ARTIGO =>
☆ ☆ ☆

É uma falácia considerar que o valor da liberdade é representado pela direita, enquanto o da igualdade o seria pela esquerda. Tais valores têm características universais, não se prestando a apropriações partidárias ou ideológicas. Artigo do professor Denis Rosenfield para o Estadão:
A
discussão política acerca da esquerda e da social-democracia no Brasil é
frequentemente confundida com o debate sobre a noção de Estado de
bem-estar social, como se este fosse fruto da esquerda. Note-se, a
respeito, que a trajetória histórica de constituição desta forma de
Estado foi liderada por vários partidos, adotando todos os valores da
democracia e da igualdade. Na Itália, sucederam-se vários governos de
orientação democrata-cristã, muitas vezes com apoio dos comunistas e
socialistas. Na Alemanha foram governos também de orientação
democrata-cristã, alternando-se no poder no transcurso de décadas com
governos social-democratas. Nada de essencial mudava nesta alternância
política, salvo em questões menores, nenhuma delas comprometendo as
liberdades, a democracia, as medidas sociais e a economia de mercado. Na
França, governos de orientação gaullista se alternaram com governos
socialistas, sem que os pilares do Estado fossem comprometidos. Em
nenhuma destas alternâncias em diferentes países adversários políticos
foram tratados como inimigos a serem eliminados.
É
uma falácia considerar que o valor da liberdade é representado pela
direita, enquanto o da igualdade o seria pela esquerda. Tais valores têm
características universais, não se prestando a apropriações partidárias
ou ideológicas. Se há um certo consenso de que a liberdade é fundante
da democracia representativa ou liberal, alguns a dizendo por isso de
direita, não há o mesmo consenso relativamente à igualdade. Nos países
comunistas, uma vez passado o período da distribuição da riqueza
capitalista então existente, a experiência mostrou a sua incapacidade na
produção de novas riquezas, fazendo com que a população padecesse
níveis de vida baixíssimos, além de privilegiar socialmente a burocracia
comunista. Qualquer discordância ou crítica era suprimida pela polícia,
quando não pela tortura e morte.

☆ ☆ ☆

ENUNCIADOS =>
1 > Responda com base no artigo:
(a) Na Itália, os governos democrata-cristãos muitas vezes contaram com o apoio de quais partidos?
(b) Na França, governos de que orientação se alternaram com governos socialistas?
(c) Que grupo era socialmente privilegiado nos países comunistas?
2 > Prossiga o artigo sobre liberdade, igualdade e Estado de bem-estar social a partir do ponto em que ele termina.

☆ ☆ ☆

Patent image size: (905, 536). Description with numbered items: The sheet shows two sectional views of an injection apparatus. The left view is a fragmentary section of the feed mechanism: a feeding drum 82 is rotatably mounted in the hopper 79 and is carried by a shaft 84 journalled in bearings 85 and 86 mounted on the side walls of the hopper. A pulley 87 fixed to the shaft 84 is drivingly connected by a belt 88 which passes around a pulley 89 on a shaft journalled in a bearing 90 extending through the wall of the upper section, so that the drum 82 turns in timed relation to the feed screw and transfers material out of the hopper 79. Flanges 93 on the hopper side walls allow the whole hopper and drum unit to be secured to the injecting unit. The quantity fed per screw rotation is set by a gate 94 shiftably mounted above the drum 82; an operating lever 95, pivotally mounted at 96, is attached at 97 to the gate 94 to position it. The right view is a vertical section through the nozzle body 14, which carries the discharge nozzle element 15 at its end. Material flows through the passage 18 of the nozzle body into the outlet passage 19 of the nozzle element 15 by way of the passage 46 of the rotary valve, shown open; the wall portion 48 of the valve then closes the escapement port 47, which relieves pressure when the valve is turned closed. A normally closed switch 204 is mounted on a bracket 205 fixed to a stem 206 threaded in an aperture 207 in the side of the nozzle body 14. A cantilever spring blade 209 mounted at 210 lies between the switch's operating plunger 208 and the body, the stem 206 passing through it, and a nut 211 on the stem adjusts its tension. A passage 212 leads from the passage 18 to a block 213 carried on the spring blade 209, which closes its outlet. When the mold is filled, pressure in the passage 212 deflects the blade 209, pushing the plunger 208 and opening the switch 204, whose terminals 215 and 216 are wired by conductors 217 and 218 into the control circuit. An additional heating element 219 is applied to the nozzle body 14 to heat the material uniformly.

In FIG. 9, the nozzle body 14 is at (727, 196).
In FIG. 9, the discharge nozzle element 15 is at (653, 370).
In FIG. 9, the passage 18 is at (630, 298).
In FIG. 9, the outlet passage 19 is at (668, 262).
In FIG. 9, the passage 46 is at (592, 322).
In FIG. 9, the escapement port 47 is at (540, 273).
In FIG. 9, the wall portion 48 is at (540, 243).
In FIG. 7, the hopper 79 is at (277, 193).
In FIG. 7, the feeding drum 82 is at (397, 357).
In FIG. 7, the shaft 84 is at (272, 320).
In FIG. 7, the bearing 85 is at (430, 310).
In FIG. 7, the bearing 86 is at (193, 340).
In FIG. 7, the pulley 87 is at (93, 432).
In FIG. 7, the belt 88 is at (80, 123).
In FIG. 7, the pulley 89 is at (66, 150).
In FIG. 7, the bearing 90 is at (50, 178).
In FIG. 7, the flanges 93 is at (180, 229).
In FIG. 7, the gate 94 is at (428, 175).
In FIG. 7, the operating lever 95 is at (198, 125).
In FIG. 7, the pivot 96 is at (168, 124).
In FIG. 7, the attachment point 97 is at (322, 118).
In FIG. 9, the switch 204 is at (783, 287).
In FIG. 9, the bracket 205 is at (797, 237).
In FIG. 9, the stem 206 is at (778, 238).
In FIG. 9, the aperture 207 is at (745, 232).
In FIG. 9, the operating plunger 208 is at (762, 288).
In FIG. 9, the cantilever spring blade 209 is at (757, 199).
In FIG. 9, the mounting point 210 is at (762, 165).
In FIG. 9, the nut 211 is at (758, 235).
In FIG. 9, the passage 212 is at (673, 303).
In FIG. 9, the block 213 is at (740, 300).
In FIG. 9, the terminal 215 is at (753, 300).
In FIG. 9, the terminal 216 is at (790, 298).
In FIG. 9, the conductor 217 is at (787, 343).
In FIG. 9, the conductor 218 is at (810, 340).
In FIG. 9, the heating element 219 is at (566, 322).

☆ ☆ ☆

RESPOSTAS =>
1 >
(a) Dos comunistas e dos socialistas.
(b) De orientação gaullista.
(c) A burocracia comunista.

2 >
Quem
quiser verificar a diferença, basta comparar o destino da Alemanha
Oriental e da Ocidental, da Coreia do Norte e da do Sul. O século 20 nos
apresenta esta experiência única. A Alemanha Oriental desaparece, sendo
a queda do Muro de Berlim o seu símbolo, após o desmoronamento, por
crises internas, da União Soviética. A Coreia do Norte, dinástica,
militarizada, comunista e liberticida, continua oprimindo os seus
cidadãos, enquanto a Coreia do Sul, próspera, exibe um outro caminho. A
experiência europeia do pós-guerra é a da formação do Estado de
bem-estar social, do Estado Democrático de Direito e da economia de
mercado. Observe-se, ainda, que o atendimento das necessidades sociais
não é tampouco uma criatura da esquerda, pois faz parte da Torá segundo
os judeus, do Antigo Testamento segundo os cristãos, em particular o
livro de Levítico. É uma obrigação moral de qualquer pessoa, de qualquer
empresário, dar atenção às viúvas, aos órfãos e aos idosos que não
podem ser abandonados. As primeiras medidas políticas nesse sentido
foram tomadas por Bismarck em 1883 e pelo ministro Winston Churchill
quando, após a Grande Guerra de 1914-1918, criou mecanismos estatais de
atendimento às vítimas de guerra, a saber, viúvas, órfãos, idosos e
mutilados.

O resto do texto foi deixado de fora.